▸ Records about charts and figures
╔══

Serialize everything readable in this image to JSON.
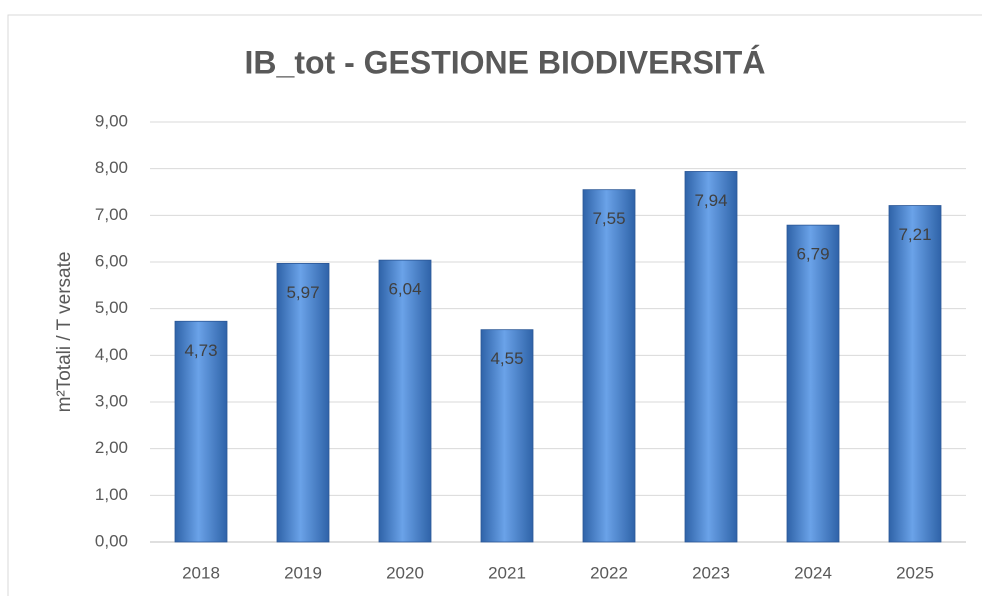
{
  "chart_data": {
    "type": "bar",
    "title": "IB_tot - GESTIONE BIODIVERSITÁ",
    "y_label": "m²Totali / T versate",
    "categories": [
      "2018",
      "2019",
      "2020",
      "2021",
      "2022",
      "2023",
      "2024",
      "2025"
    ],
    "values": [
      4.73,
      5.97,
      6.04,
      4.55,
      7.55,
      7.94,
      6.79,
      7.21
    ],
    "value_labels": [
      "4,73",
      "5,97",
      "6,04",
      "4,55",
      "7,55",
      "7,94",
      "6,79",
      "7,21"
    ],
    "color": "#4a86d4",
    "ylim": [
      0,
      9
    ],
    "yticks": [
      {
        "value": 0,
        "label": "0,00"
      },
      {
        "value": 1,
        "label": "1,00"
      },
      {
        "value": 2,
        "label": "2,00"
      },
      {
        "value": 3,
        "label": "3,00"
      },
      {
        "value": 4,
        "label": "4,00"
      },
      {
        "value": 5,
        "label": "5,00"
      },
      {
        "value": 6,
        "label": "6,00"
      },
      {
        "value": 7,
        "label": "7,00"
      },
      {
        "value": 8,
        "label": "8,00"
      },
      {
        "value": 9,
        "label": "9,00"
      }
    ],
    "grid": true
  }
}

╚══

▸ YOUR OBJECTIVE
Omit every picture, then reproduce the rest of the listing exactly.

▸ RESPONSE TO THE EXERCISE
Serialize everything readable in this image to JSON.
{
  "chart_data": {
    "type": "bar",
    "title": "IB_tot - GESTIONE BIODIVERSITÁ",
    "y_label": "m²Totali / T versate",
    "categories": [
      "2018",
      "2019",
      "2020",
      "2021",
      "2022",
      "2023",
      "2024",
      "2025"
    ],
    "values": [
      4.73,
      5.97,
      6.04,
      4.55,
      7.55,
      7.94,
      6.79,
      7.21
    ],
    "value_labels": [
      "4,73",
      "5,97",
      "6,04",
      "4,55",
      "7,55",
      "7,94",
      "6,79",
      "7,21"
    ],
    "color": "#4a86d4",
    "ylim": [
      0,
      9
    ],
    "yticks": [
      {
        "value": 0,
        "label": "0,00"
      },
      {
        "value": 1,
        "label": "1,00"
      },
      {
        "value": 2,
        "label": "2,00"
      },
      {
        "value": 3,
        "label": "3,00"
      },
      {
        "value": 4,
        "label": "4,00"
      },
      {
        "value": 5,
        "label": "5,00"
      },
      {
        "value": 6,
        "label": "6,00"
      },
      {
        "value": 7,
        "label": "7,00"
      },
      {
        "value": 8,
        "label": "8,00"
      },
      {
        "value": 9,
        "label": "9,00"
      }
    ],
    "grid": true
  }
}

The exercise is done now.